- ЦЕЛЬ ЗАДАНИЯ
Что, по словам писателя В. В. Карпова в отрывке о быте Сталина, обнаружили на даче Сталина после его смерти?

- ИЗБРАННЫЙ ОТРЫВОК
———

А вот Анри Барбюс растрогался, встретившись со Сталиным: «Человек с головою учёного, с лицом рабочего, в одежде простого солдата, живёт в небольшом домике». После его книги и пошло: да, одежда простого солдата — шинелька латаная-перелатанная, да, простой домик. «Вы в курсе, — спрашивает корреспондента «Комсомольской правды» писатель В. В. Карпов, — что после смерти Иосифа Виссарионовича на его даче обнаружили лишь шесть кителей, четыре шинели да пять курительных трубок? Всё, больше у него ничего не было...»Даже если б это была правда, перевесила бы она на весах справедливости миллионы загубленных душ, искорёженных судеб граждан, которых аскетический вождь сделал своими рабами? Но не был Сталин аскетом! Простой домик, говорите? А вы сосчитайте, сколько их было, этих простых. «На его даче», говорите? А на какой именно? Они же были разбросаны по всей огромной стране. Герой Фазиля Искандера, бармен втолковывает жене, как хорошо она с ним обустроилась: «Если сегодня пять человек придёт в дом, не выходя, есть чем накормить, напоить? Есть».  Вы сомневаетесь, что у Сталина возможностей было меньше? Что он мог, «не выходя», то есть не посылая обслугу в ближайший магазин или ресторан, накормить, напоить намного больше чем пять пожаловавших к нему гостей? А не сомневаетесь, то и нечего распространяться о его скромности и аскетичности. Он не был, конечно, похож на будущего своего преемника Брежнева, который, как сорока, тащил к себе всё, что блестит. Но и с простым человеком, живущим в его государстве, Сталина не уравняешь: монарх есть монарх! А этот  монарх еще и лицедей. Барбюса в простой солдатской гимнастёрке примет, а Черчилля в Ялте ошеломит изобилием и роскошью. Всё-таки сам я не беден, — напишет об этом в мемуарах Черчилль, — но не смог бы во время войны, зная о бедственном положении многих своих граждан, закатывать лукулловы пиры. Черчилль не смог бы, а Сталин смог!

Эдик Елигулашвили, корреспондент «Литературной газеты» в Грузии, рассказывал мне со слов одного из охранника сталинской дачи, что независимо от того, жил или нет на ней в это время Сталин, в определённые часы накрывался большой обеденный стол. Официанты замирали, как часовые у ленинского мавзолея (сейчас у Вечного огня), и только через какое-то продолжительное время приготовленные блюда убирались — их съедала и разбирала обслуга. И так было заведено на всех дачах в разных районах страны. Так сказать, в целях конспирации. Чтобы никто не определил, где сегодня обедает или ужинает Сталин.

———

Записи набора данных

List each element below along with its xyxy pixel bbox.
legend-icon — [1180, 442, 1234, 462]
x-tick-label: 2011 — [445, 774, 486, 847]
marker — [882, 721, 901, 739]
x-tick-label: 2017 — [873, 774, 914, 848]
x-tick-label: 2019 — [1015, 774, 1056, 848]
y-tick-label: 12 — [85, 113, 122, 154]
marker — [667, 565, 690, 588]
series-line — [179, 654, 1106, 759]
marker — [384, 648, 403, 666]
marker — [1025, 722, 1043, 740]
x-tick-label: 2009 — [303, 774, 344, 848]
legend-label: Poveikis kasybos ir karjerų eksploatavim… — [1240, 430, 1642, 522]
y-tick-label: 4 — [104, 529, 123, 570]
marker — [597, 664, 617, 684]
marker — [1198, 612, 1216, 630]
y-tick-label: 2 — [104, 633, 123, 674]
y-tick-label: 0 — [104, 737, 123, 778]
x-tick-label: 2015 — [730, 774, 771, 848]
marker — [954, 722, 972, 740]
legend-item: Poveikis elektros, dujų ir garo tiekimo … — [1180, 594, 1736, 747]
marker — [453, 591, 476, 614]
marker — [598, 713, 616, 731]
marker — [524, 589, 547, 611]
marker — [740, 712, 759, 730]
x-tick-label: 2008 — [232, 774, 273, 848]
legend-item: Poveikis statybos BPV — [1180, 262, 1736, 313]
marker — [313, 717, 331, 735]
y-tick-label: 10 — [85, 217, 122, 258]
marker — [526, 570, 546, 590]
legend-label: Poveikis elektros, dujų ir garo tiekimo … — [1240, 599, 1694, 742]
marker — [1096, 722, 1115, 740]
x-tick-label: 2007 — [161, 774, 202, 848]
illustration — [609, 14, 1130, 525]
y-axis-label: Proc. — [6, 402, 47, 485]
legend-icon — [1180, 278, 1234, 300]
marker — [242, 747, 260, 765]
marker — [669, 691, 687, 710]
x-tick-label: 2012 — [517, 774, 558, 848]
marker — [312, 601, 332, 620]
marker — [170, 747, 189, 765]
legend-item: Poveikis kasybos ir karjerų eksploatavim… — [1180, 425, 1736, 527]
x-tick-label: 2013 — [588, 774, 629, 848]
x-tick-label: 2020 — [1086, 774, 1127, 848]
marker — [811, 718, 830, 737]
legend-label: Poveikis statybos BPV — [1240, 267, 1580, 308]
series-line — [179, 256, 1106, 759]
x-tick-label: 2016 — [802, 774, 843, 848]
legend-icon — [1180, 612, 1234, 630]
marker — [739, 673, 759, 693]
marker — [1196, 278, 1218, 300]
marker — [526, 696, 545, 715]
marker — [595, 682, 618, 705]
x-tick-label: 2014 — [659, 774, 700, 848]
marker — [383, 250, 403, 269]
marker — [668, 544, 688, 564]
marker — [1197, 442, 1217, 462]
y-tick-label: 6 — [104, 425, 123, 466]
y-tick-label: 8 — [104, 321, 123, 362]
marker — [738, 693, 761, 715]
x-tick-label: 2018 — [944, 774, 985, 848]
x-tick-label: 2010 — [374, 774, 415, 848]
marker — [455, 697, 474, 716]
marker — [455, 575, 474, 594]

———

- ИТОГ ЗАДАНИЯ
Шесть кителей, четыре шинели и пять курительных трубок.